On retrouve d'ailleurs dans ses textes insondables le même attrait singulier. Dédicacé à tous ceux qui ont perdu un être cher, "Lost Love Stays Lost" n'est cependant pas un album se morfondant dans la lamentation et les chagrins d'amour ('Oh, I've Got Angst Alright'). Ce n'est pas le genre de la maison. Comme il le dit lui-même, imprévisible, inclassable, Subtitle écrit sur tout ce qui titille sa curiosité. Distillant ses pensées et ses opinons en vrac tout en faisant son auto-analyse au détour d'une rime ( "I'm a maverick separatist" ) ou d'un texte ('This For The [---]'), posant quelques phases egotrip, Subtitle fait clairement une musique hautement nombriliste mais il reste que le charme indescriptible de ses écrits fait son effet. Là, un jeu de pistes ('Track Me?'). Ailleurs, un bourbeux 'So What, 2003!' qui le voit affirmer son indépendance artistique totale ( "An artist doesn't settle to be managed" ) et évoquer l'ombre désuete du gangsta rap qui pèse toujours sur L.A. malgré tous les efforts de l'underground. Plus loin, un 'Lost2you' qui, derrière sa harpe discrète, sa flûte intrigante et ses percussions aquatiques étouffantes, est ni plus ni moins qu'un assaut à demi mot contre la paresse intellectuelle et contre les observateurs branchouilles qui prennent plaisir à critiquer et à descendre tout ce qui les dépasse ("I'm not like all of them so then I'm just lost to you"). Pour le reste, intello revendiqué au vocabulaire érudit, l'énigmatique Subtitle livre comme toujours des textes décousus et abscons qui en dérouteront plus d'un ("I have a beautiful mind that's outlined with denim"). En tout cas, cet apôtre de l'abstraction remet au goût du jour comme personne les mots "originalité" et "personnalité" en se traçant sa propre voie et en redéfinissant constamment ses propres règles.

---+---

Répondez aux trois questions suivantes en vous appuyant sur l'extrait.
(a) À qui l'album "Lost Love Stays Lost" est-il dédicacé ?
(b) Quels instruments entendus dans 'Lost2you' sont mentionnés ?
(c) Sur quelle ville pèse toujours l'ombre du gangsta rap évoquée dans 'So What, 2003!' ?

---+---

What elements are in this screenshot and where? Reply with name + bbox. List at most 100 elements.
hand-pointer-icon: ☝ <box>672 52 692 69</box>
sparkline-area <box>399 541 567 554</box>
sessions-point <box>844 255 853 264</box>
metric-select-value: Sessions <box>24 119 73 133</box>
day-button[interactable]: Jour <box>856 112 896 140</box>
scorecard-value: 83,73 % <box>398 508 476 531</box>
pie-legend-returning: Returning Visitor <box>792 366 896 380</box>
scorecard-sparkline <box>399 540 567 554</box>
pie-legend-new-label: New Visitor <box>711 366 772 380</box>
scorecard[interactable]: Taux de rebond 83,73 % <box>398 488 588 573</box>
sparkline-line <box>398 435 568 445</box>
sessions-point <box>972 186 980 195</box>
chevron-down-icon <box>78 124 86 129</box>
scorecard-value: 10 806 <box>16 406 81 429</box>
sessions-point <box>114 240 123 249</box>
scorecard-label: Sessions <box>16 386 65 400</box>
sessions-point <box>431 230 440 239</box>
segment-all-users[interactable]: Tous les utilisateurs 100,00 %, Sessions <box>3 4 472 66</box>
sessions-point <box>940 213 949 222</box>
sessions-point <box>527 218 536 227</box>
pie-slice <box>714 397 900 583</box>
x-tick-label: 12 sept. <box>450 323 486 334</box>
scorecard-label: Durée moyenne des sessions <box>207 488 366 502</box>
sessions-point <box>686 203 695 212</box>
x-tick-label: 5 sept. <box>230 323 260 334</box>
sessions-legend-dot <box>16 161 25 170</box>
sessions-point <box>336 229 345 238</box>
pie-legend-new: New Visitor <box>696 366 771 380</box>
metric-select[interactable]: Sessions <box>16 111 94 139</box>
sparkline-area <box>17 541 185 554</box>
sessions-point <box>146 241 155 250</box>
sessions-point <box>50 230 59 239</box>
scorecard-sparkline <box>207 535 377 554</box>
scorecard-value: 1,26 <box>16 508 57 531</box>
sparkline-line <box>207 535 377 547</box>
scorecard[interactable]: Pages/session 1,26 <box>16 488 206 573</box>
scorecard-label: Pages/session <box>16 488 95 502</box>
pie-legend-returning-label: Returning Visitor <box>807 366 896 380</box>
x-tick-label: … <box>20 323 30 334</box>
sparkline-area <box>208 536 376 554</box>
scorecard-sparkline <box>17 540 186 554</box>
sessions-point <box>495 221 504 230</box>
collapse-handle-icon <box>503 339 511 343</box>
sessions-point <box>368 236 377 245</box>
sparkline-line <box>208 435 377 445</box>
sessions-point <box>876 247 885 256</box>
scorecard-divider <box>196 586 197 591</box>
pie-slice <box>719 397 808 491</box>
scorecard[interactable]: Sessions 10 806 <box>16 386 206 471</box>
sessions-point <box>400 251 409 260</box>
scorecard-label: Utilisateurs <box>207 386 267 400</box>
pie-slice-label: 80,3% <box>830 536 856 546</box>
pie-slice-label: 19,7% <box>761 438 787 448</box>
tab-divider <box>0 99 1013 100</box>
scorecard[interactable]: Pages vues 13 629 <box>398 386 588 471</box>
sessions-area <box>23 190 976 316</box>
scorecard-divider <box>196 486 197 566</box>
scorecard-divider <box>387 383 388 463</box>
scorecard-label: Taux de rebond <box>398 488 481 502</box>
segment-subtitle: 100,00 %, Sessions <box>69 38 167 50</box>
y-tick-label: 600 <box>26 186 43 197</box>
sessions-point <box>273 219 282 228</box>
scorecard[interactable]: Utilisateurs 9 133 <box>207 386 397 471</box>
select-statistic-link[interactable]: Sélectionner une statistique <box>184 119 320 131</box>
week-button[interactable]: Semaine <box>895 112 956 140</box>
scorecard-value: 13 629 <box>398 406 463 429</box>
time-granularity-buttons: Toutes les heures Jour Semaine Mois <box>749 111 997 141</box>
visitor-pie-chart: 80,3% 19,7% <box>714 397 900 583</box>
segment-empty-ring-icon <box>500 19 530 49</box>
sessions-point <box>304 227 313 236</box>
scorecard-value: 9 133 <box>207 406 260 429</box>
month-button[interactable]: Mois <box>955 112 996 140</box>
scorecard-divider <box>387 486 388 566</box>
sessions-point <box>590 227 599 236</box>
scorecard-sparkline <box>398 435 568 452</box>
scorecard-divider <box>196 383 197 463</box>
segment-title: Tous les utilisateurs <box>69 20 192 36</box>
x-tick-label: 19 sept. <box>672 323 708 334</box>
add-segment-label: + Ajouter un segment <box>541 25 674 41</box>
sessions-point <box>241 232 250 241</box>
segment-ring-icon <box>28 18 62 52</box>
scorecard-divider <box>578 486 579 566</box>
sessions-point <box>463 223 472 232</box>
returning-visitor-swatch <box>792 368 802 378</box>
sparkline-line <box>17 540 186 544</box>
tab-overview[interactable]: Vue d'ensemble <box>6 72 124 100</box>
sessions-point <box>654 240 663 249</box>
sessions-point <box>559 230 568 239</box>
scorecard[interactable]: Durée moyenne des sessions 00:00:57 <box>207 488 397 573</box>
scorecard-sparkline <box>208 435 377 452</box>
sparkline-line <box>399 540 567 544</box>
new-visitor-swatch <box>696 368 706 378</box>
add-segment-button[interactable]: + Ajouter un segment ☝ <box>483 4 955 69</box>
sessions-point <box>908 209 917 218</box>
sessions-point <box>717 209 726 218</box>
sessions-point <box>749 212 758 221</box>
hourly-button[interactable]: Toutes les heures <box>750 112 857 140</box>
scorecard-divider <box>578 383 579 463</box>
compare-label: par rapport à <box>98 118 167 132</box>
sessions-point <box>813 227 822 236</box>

---+---

→ **Réponse attendue**
(a) À tous ceux qui ont perdu un être cher.
(b) Une harpe discrète, une flûte intrigante et des percussions aquatiques étouffantes.
(c) L.A.